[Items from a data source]
______________________________

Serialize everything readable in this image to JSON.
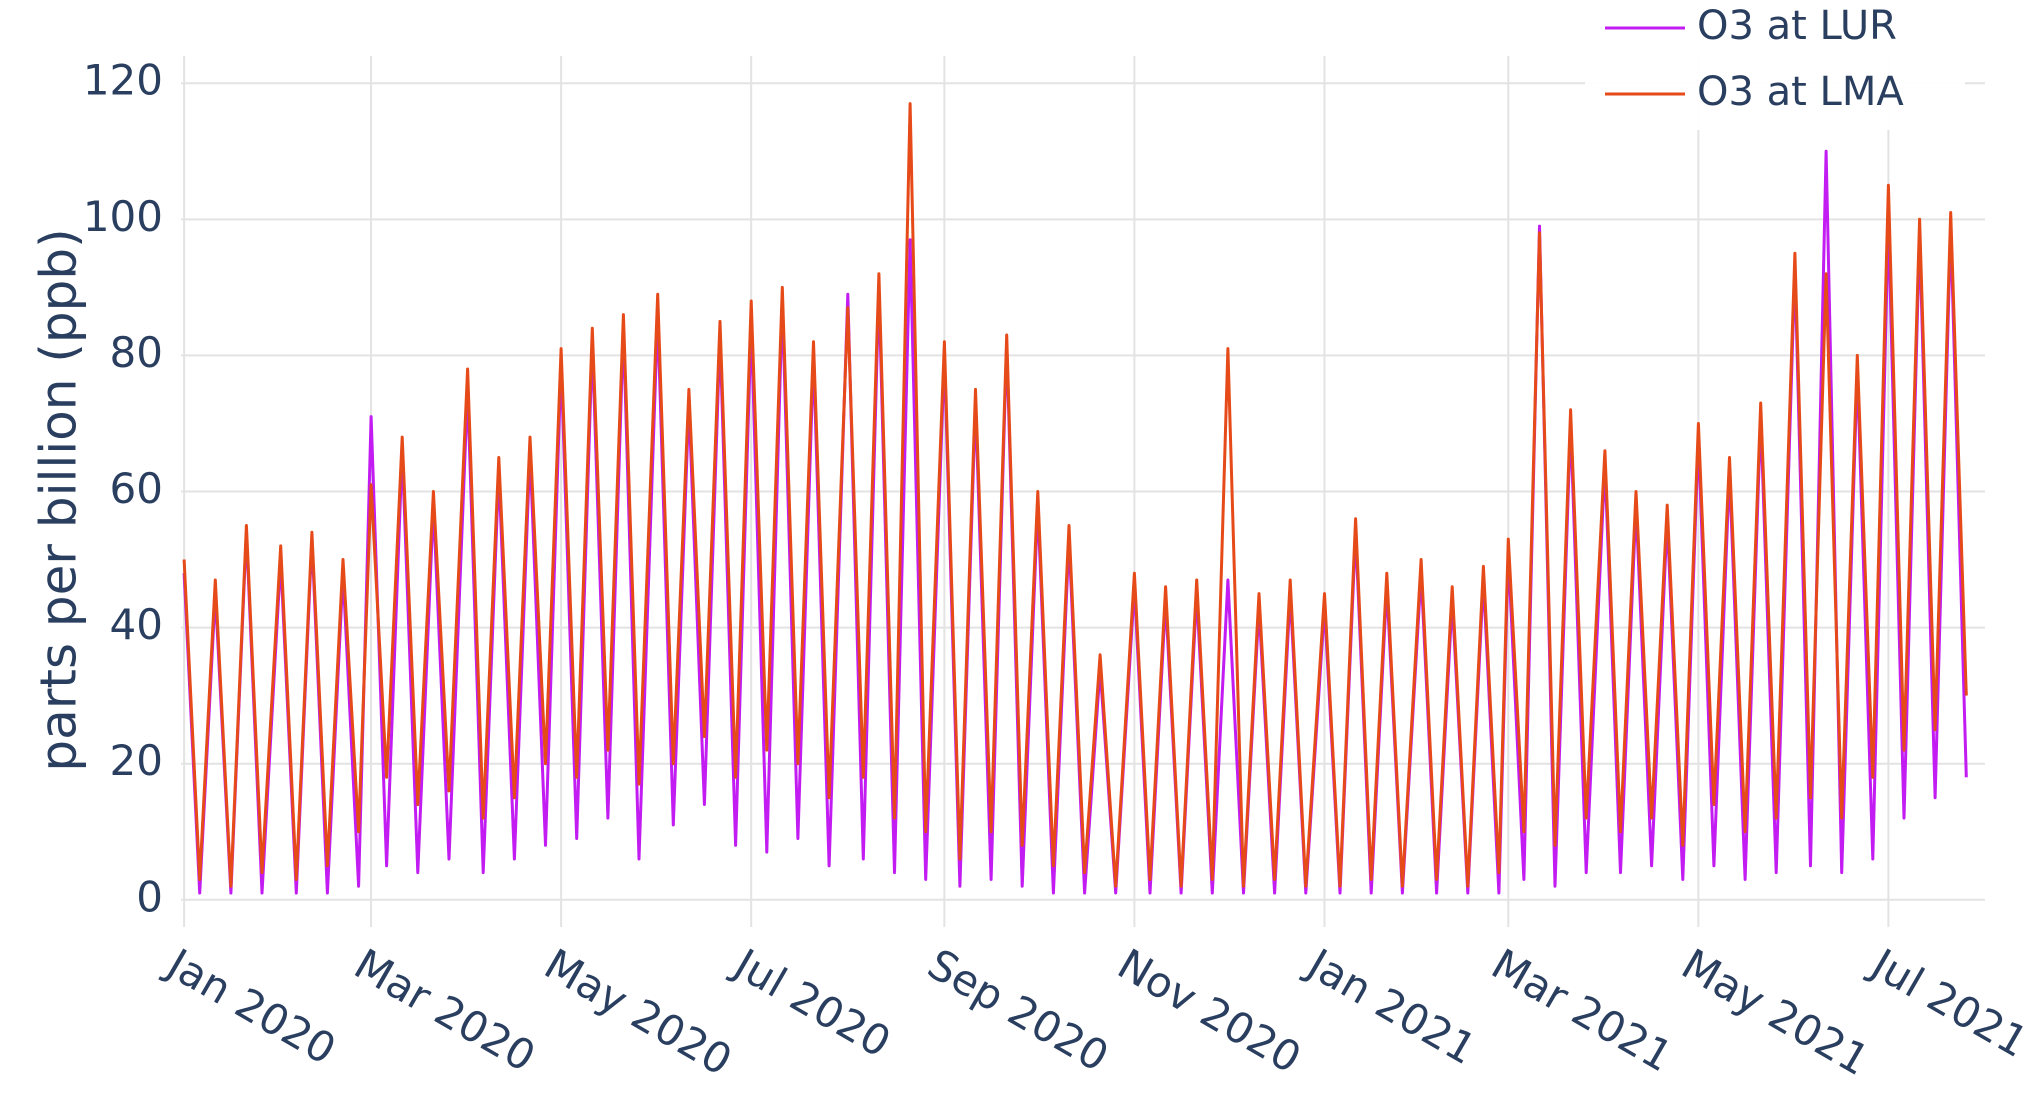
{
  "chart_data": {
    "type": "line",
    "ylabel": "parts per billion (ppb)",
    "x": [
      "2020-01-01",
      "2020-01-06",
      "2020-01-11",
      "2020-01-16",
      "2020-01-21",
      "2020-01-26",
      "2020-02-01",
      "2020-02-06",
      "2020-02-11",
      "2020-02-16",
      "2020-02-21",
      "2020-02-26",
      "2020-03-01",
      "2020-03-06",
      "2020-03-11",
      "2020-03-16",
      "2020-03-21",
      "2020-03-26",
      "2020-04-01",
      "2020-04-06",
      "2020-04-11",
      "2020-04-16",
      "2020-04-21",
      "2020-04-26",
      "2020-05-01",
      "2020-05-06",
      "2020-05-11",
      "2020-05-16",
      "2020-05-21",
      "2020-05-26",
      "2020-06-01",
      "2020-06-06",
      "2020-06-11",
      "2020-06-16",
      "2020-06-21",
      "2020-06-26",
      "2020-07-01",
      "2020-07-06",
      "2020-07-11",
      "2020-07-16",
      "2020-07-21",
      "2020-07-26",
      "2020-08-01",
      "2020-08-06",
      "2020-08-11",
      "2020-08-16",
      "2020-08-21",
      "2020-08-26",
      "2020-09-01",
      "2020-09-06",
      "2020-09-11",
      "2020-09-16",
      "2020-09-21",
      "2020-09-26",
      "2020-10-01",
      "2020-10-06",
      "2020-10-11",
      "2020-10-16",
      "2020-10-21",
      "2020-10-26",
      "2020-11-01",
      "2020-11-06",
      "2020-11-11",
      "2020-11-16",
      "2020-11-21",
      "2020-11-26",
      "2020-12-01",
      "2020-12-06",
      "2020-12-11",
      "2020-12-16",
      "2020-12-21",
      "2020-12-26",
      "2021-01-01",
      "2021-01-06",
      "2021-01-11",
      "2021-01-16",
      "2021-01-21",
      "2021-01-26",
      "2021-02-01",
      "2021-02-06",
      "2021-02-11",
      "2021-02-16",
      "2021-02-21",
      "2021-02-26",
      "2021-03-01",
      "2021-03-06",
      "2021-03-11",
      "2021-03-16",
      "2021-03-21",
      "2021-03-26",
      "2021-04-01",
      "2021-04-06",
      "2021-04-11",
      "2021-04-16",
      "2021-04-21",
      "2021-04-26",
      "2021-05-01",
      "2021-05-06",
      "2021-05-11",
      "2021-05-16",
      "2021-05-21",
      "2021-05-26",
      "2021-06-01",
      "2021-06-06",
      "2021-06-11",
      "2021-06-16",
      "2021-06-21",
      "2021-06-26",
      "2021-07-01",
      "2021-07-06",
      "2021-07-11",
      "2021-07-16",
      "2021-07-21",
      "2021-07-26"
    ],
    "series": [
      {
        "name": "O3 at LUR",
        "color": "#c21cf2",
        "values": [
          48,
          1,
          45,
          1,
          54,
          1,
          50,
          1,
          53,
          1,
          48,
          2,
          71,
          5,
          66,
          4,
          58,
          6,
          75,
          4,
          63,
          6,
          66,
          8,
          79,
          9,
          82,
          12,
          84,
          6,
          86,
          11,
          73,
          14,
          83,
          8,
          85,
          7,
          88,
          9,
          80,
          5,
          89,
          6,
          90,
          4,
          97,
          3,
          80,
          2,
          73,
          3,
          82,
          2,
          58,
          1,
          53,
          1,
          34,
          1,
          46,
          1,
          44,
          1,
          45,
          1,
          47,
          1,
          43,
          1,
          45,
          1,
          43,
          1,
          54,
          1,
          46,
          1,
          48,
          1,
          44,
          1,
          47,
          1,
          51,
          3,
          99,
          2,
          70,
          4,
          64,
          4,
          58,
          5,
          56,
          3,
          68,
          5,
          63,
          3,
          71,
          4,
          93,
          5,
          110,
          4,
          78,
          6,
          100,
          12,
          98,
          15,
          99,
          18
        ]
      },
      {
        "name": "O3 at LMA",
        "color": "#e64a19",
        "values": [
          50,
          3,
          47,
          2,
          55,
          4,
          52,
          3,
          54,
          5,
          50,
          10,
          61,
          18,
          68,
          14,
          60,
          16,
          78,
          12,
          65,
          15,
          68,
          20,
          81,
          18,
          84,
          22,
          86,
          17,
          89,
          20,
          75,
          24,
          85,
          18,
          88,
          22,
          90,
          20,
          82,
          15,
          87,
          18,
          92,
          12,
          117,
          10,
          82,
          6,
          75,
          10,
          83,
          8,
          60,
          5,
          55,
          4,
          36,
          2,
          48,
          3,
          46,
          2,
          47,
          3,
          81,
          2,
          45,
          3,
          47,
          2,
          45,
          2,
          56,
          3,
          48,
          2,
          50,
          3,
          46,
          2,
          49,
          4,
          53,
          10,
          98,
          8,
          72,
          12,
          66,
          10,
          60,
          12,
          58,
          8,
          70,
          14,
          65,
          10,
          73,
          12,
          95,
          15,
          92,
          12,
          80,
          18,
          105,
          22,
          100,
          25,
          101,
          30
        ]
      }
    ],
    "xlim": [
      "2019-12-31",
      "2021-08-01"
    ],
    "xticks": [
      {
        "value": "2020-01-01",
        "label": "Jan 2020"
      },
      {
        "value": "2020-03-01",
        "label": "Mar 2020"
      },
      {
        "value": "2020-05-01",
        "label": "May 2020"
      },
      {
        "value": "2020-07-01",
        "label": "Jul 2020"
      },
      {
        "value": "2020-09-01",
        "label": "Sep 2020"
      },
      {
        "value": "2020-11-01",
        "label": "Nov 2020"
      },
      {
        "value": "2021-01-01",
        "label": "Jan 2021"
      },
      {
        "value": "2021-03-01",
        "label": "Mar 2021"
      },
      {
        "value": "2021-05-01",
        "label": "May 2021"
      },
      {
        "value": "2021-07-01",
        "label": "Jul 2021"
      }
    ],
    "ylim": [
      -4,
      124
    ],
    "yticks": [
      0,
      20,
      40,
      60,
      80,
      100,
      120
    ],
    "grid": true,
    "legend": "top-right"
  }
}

______________________________

- [WORK INSTRUCTIONS] Exclude the pictures and transcribe all of the entries exactly.

- [TASK RESPONSE]
Serialize everything readable in this image to JSON.
{
  "chart_data": {
    "type": "line",
    "ylabel": "parts per billion (ppb)",
    "x": [
      "2020-01-01",
      "2020-01-06",
      "2020-01-11",
      "2020-01-16",
      "2020-01-21",
      "2020-01-26",
      "2020-02-01",
      "2020-02-06",
      "2020-02-11",
      "2020-02-16",
      "2020-02-21",
      "2020-02-26",
      "2020-03-01",
      "2020-03-06",
      "2020-03-11",
      "2020-03-16",
      "2020-03-21",
      "2020-03-26",
      "2020-04-01",
      "2020-04-06",
      "2020-04-11",
      "2020-04-16",
      "2020-04-21",
      "2020-04-26",
      "2020-05-01",
      "2020-05-06",
      "2020-05-11",
      "2020-05-16",
      "2020-05-21",
      "2020-05-26",
      "2020-06-01",
      "2020-06-06",
      "2020-06-11",
      "2020-06-16",
      "2020-06-21",
      "2020-06-26",
      "2020-07-01",
      "2020-07-06",
      "2020-07-11",
      "2020-07-16",
      "2020-07-21",
      "2020-07-26",
      "2020-08-01",
      "2020-08-06",
      "2020-08-11",
      "2020-08-16",
      "2020-08-21",
      "2020-08-26",
      "2020-09-01",
      "2020-09-06",
      "2020-09-11",
      "2020-09-16",
      "2020-09-21",
      "2020-09-26",
      "2020-10-01",
      "2020-10-06",
      "2020-10-11",
      "2020-10-16",
      "2020-10-21",
      "2020-10-26",
      "2020-11-01",
      "2020-11-06",
      "2020-11-11",
      "2020-11-16",
      "2020-11-21",
      "2020-11-26",
      "2020-12-01",
      "2020-12-06",
      "2020-12-11",
      "2020-12-16",
      "2020-12-21",
      "2020-12-26",
      "2021-01-01",
      "2021-01-06",
      "2021-01-11",
      "2021-01-16",
      "2021-01-21",
      "2021-01-26",
      "2021-02-01",
      "2021-02-06",
      "2021-02-11",
      "2021-02-16",
      "2021-02-21",
      "2021-02-26",
      "2021-03-01",
      "2021-03-06",
      "2021-03-11",
      "2021-03-16",
      "2021-03-21",
      "2021-03-26",
      "2021-04-01",
      "2021-04-06",
      "2021-04-11",
      "2021-04-16",
      "2021-04-21",
      "2021-04-26",
      "2021-05-01",
      "2021-05-06",
      "2021-05-11",
      "2021-05-16",
      "2021-05-21",
      "2021-05-26",
      "2021-06-01",
      "2021-06-06",
      "2021-06-11",
      "2021-06-16",
      "2021-06-21",
      "2021-06-26",
      "2021-07-01",
      "2021-07-06",
      "2021-07-11",
      "2021-07-16",
      "2021-07-21",
      "2021-07-26"
    ],
    "series": [
      {
        "name": "O3 at LUR",
        "color": "#c21cf2",
        "values": [
          48,
          1,
          45,
          1,
          54,
          1,
          50,
          1,
          53,
          1,
          48,
          2,
          71,
          5,
          66,
          4,
          58,
          6,
          75,
          4,
          63,
          6,
          66,
          8,
          79,
          9,
          82,
          12,
          84,
          6,
          86,
          11,
          73,
          14,
          83,
          8,
          85,
          7,
          88,
          9,
          80,
          5,
          89,
          6,
          90,
          4,
          97,
          3,
          80,
          2,
          73,
          3,
          82,
          2,
          58,
          1,
          53,
          1,
          34,
          1,
          46,
          1,
          44,
          1,
          45,
          1,
          47,
          1,
          43,
          1,
          45,
          1,
          43,
          1,
          54,
          1,
          46,
          1,
          48,
          1,
          44,
          1,
          47,
          1,
          51,
          3,
          99,
          2,
          70,
          4,
          64,
          4,
          58,
          5,
          56,
          3,
          68,
          5,
          63,
          3,
          71,
          4,
          93,
          5,
          110,
          4,
          78,
          6,
          100,
          12,
          98,
          15,
          99,
          18
        ]
      },
      {
        "name": "O3 at LMA",
        "color": "#e64a19",
        "values": [
          50,
          3,
          47,
          2,
          55,
          4,
          52,
          3,
          54,
          5,
          50,
          10,
          61,
          18,
          68,
          14,
          60,
          16,
          78,
          12,
          65,
          15,
          68,
          20,
          81,
          18,
          84,
          22,
          86,
          17,
          89,
          20,
          75,
          24,
          85,
          18,
          88,
          22,
          90,
          20,
          82,
          15,
          87,
          18,
          92,
          12,
          117,
          10,
          82,
          6,
          75,
          10,
          83,
          8,
          60,
          5,
          55,
          4,
          36,
          2,
          48,
          3,
          46,
          2,
          47,
          3,
          81,
          2,
          45,
          3,
          47,
          2,
          45,
          2,
          56,
          3,
          48,
          2,
          50,
          3,
          46,
          2,
          49,
          4,
          53,
          10,
          98,
          8,
          72,
          12,
          66,
          10,
          60,
          12,
          58,
          8,
          70,
          14,
          65,
          10,
          73,
          12,
          95,
          15,
          92,
          12,
          80,
          18,
          105,
          22,
          100,
          25,
          101,
          30
        ]
      }
    ],
    "xlim": [
      "2019-12-31",
      "2021-08-01"
    ],
    "xticks": [
      {
        "value": "2020-01-01",
        "label": "Jan 2020"
      },
      {
        "value": "2020-03-01",
        "label": "Mar 2020"
      },
      {
        "value": "2020-05-01",
        "label": "May 2020"
      },
      {
        "value": "2020-07-01",
        "label": "Jul 2020"
      },
      {
        "value": "2020-09-01",
        "label": "Sep 2020"
      },
      {
        "value": "2020-11-01",
        "label": "Nov 2020"
      },
      {
        "value": "2021-01-01",
        "label": "Jan 2021"
      },
      {
        "value": "2021-03-01",
        "label": "Mar 2021"
      },
      {
        "value": "2021-05-01",
        "label": "May 2021"
      },
      {
        "value": "2021-07-01",
        "label": "Jul 2021"
      }
    ],
    "ylim": [
      -4,
      124
    ],
    "yticks": [
      0,
      20,
      40,
      60,
      80,
      100,
      120
    ],
    "grid": true,
    "legend": "top-right"
  }
}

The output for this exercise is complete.